== Set exercise ==
Extract, from the records beneath this instruction, each line that contains the word "value".

[Figure dataset records]
• • •

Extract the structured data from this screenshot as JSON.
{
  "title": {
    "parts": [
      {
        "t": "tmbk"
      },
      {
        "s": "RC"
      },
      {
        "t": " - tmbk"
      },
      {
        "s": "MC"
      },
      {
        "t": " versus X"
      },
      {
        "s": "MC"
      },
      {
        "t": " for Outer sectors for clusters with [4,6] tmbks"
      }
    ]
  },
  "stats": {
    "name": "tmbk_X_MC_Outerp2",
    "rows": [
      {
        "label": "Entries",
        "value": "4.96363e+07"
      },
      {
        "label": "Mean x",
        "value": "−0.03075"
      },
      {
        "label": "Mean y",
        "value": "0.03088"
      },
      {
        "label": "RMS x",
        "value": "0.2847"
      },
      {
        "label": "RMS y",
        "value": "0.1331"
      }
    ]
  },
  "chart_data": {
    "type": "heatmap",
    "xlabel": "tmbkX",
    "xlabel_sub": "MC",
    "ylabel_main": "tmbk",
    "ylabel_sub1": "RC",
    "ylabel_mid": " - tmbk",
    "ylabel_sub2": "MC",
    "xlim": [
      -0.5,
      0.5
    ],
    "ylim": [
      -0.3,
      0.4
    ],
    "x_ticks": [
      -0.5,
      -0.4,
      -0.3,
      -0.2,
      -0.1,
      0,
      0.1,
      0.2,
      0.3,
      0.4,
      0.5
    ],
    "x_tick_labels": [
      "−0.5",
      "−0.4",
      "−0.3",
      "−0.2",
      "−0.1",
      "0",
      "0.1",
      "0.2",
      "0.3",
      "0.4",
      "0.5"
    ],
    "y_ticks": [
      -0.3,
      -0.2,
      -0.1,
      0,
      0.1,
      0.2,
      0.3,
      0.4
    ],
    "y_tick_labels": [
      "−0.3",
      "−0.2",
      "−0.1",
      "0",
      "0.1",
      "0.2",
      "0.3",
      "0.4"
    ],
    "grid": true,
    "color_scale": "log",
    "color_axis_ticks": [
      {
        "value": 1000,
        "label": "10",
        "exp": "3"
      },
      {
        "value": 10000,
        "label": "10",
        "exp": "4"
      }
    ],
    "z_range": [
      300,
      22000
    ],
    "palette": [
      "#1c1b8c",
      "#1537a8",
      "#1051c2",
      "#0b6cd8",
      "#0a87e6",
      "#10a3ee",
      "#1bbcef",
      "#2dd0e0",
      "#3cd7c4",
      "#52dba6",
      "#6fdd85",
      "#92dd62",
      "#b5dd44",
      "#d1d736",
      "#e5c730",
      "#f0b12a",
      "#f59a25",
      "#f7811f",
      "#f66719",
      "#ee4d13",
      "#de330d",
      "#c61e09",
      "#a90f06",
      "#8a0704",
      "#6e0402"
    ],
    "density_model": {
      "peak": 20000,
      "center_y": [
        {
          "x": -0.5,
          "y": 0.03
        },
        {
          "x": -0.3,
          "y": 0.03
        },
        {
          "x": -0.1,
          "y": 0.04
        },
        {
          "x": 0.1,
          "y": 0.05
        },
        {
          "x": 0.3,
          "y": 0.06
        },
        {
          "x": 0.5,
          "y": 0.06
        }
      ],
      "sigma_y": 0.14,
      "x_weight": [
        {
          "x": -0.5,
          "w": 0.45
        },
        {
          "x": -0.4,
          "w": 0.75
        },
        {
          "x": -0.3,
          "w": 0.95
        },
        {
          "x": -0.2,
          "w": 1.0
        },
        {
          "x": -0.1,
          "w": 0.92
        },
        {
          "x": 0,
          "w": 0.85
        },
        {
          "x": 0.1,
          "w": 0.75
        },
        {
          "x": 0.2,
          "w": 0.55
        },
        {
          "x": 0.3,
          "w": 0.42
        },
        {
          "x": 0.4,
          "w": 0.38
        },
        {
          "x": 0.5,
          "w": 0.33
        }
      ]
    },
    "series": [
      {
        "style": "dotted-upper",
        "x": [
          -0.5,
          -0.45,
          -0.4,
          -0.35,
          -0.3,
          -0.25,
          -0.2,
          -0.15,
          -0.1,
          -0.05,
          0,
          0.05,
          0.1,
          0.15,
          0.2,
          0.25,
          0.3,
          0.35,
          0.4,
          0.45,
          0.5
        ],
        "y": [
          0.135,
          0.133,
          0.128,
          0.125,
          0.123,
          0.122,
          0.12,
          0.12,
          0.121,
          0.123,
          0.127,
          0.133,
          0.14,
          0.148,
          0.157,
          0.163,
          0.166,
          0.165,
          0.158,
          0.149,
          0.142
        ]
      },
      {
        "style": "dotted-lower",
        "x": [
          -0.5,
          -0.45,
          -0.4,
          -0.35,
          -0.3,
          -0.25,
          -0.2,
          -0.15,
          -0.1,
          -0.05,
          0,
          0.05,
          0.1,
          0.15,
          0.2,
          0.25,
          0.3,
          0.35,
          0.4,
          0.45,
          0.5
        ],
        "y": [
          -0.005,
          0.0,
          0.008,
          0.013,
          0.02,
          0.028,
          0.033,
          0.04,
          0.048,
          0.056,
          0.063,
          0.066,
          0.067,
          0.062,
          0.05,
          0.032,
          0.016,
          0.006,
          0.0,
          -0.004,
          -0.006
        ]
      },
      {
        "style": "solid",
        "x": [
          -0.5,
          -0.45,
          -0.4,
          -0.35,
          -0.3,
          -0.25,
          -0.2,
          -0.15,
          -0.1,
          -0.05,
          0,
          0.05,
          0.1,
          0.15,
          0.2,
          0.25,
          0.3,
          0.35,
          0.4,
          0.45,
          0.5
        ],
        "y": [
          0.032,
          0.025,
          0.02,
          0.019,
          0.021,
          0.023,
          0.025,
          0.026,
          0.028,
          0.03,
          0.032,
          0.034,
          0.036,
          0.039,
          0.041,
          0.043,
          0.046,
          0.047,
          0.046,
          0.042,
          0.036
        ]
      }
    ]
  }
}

• • •

== Final result ==
        "value": "4.96363e+07"
        "value": "−0.03075"
        "value": "0.03088"
        "value": "0.2847"
        "value": "0.1331"
        "value": 1000,
        "value": 10000,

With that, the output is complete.